Exercise brief: Each line containing the word "Raum" must be reported.

--- Start The data ---

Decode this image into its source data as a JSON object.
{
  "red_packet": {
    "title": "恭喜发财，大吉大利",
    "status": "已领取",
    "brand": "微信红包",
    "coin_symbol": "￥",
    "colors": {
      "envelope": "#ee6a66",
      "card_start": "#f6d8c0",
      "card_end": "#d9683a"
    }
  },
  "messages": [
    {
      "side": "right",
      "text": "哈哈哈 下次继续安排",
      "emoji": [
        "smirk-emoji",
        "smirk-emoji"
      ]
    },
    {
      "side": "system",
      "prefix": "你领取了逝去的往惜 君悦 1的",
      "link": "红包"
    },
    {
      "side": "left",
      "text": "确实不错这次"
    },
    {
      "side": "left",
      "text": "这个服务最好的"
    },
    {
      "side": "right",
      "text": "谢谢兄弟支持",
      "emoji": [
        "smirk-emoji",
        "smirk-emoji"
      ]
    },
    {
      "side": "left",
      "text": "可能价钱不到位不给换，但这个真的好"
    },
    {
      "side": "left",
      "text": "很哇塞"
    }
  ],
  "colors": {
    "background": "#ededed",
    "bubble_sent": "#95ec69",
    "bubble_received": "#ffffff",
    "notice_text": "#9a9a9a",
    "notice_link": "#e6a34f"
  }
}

--- End The data ---
--- Start The data ---

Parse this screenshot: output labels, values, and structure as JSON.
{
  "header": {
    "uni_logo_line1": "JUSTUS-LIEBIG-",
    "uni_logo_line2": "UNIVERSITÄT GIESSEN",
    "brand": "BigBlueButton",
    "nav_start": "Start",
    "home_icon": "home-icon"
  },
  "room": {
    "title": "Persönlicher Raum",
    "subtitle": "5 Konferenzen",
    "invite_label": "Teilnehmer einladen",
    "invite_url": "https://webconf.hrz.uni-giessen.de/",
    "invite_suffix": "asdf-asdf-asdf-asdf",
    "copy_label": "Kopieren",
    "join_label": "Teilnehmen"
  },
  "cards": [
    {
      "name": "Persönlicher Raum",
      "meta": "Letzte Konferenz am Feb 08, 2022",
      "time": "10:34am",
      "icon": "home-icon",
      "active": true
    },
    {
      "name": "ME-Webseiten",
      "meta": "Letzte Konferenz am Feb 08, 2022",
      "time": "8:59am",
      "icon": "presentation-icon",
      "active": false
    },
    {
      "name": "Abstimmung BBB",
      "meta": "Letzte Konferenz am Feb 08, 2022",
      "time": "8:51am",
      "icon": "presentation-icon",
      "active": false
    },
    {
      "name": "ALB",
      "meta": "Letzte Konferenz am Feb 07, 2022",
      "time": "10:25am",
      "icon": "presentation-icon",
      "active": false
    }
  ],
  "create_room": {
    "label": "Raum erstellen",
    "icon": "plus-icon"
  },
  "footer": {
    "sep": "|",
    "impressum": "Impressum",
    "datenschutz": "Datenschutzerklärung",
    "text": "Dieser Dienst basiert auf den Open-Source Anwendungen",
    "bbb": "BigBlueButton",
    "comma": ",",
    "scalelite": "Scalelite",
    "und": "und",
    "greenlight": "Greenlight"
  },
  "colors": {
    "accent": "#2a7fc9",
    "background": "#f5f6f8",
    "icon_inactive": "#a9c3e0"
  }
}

--- End The data ---

Answer below:
    "title": "Persönlicher Raum",
      "name": "Persönlicher Raum",
    "label": "Raum erstellen",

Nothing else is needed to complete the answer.